Start of RECORDS FOR THIS TASK

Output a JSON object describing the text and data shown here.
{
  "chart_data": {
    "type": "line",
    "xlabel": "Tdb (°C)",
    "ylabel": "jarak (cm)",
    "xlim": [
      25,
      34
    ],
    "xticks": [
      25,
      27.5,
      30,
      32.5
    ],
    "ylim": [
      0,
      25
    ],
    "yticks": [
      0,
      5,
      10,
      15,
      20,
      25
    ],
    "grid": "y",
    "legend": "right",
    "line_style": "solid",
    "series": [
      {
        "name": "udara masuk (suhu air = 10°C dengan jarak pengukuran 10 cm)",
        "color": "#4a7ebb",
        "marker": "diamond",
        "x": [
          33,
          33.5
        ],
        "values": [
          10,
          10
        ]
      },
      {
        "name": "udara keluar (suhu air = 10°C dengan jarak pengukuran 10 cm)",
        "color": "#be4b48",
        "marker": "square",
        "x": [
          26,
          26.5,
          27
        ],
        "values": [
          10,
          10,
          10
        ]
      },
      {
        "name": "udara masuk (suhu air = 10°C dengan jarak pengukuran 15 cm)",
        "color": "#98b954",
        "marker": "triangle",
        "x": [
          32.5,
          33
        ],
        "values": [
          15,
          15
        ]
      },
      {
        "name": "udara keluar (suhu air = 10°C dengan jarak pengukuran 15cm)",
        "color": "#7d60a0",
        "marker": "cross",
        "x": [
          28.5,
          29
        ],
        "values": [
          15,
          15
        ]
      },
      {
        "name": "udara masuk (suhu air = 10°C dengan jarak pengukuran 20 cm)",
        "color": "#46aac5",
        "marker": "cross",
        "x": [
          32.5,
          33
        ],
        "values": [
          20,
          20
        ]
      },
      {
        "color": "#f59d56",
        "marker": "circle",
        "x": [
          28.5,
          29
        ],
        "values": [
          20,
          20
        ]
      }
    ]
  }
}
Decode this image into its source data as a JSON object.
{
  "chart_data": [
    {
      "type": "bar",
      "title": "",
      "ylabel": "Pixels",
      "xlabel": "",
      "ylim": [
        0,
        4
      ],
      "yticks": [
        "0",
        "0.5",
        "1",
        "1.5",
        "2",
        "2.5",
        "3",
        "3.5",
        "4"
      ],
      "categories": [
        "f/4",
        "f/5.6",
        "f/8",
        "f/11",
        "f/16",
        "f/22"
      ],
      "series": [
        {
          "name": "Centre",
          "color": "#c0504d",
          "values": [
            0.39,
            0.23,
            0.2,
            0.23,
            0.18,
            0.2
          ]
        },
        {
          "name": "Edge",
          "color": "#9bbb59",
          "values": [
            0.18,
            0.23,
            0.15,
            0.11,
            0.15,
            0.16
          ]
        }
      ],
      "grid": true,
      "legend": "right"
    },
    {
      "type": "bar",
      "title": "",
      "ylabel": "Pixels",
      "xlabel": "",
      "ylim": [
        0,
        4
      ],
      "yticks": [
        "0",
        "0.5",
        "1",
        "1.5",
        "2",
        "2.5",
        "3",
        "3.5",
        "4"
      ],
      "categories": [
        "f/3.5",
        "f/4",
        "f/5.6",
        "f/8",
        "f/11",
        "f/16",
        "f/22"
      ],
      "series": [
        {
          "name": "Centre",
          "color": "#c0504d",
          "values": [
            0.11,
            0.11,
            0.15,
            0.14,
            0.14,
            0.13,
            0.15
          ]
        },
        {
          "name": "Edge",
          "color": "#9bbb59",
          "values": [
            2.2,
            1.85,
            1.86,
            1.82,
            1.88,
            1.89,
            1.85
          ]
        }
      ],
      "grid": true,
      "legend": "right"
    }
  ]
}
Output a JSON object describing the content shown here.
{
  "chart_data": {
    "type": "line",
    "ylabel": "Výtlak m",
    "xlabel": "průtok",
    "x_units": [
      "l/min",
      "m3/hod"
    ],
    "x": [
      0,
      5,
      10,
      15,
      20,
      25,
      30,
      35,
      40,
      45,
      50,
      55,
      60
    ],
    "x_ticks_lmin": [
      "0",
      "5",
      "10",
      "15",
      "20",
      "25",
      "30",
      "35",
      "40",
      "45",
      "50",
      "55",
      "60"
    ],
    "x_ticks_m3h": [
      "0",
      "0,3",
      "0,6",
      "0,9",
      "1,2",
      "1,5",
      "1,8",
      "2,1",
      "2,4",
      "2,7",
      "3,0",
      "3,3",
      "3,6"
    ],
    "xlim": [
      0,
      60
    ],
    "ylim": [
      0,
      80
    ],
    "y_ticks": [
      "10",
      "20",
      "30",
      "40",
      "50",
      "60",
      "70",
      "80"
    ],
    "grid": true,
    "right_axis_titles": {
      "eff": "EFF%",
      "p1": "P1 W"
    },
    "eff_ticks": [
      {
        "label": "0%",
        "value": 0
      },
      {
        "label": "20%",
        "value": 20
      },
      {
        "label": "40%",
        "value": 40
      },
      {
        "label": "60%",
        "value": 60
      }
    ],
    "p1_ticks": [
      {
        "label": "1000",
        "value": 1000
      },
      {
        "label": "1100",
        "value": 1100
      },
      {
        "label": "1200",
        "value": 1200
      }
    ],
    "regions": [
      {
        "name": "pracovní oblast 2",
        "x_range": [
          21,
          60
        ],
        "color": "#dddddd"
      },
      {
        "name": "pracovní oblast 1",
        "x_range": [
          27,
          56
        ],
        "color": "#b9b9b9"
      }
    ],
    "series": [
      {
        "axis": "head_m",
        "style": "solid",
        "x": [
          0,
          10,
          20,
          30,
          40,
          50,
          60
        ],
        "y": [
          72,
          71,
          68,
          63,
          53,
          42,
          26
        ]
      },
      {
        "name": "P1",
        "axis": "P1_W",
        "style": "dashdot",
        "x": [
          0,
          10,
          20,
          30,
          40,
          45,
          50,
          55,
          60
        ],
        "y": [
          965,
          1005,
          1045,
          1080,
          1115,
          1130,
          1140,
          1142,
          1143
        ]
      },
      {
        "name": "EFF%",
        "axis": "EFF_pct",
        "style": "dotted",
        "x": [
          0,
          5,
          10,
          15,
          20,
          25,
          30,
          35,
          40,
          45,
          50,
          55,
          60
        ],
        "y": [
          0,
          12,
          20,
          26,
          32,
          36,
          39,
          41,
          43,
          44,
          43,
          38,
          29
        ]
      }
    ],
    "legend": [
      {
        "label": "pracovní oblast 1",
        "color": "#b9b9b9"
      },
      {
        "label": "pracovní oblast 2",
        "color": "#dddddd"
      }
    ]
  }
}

End of RECORDS FOR THIS TASK

• TASK DIRECTIONS
Identify each line holding the string "object", and copy it out.

• RESPONSE
Output a JSON object describing the text and data shown here.
Decode this image into its source data as a JSON object.
Output a JSON object describing the content shown here.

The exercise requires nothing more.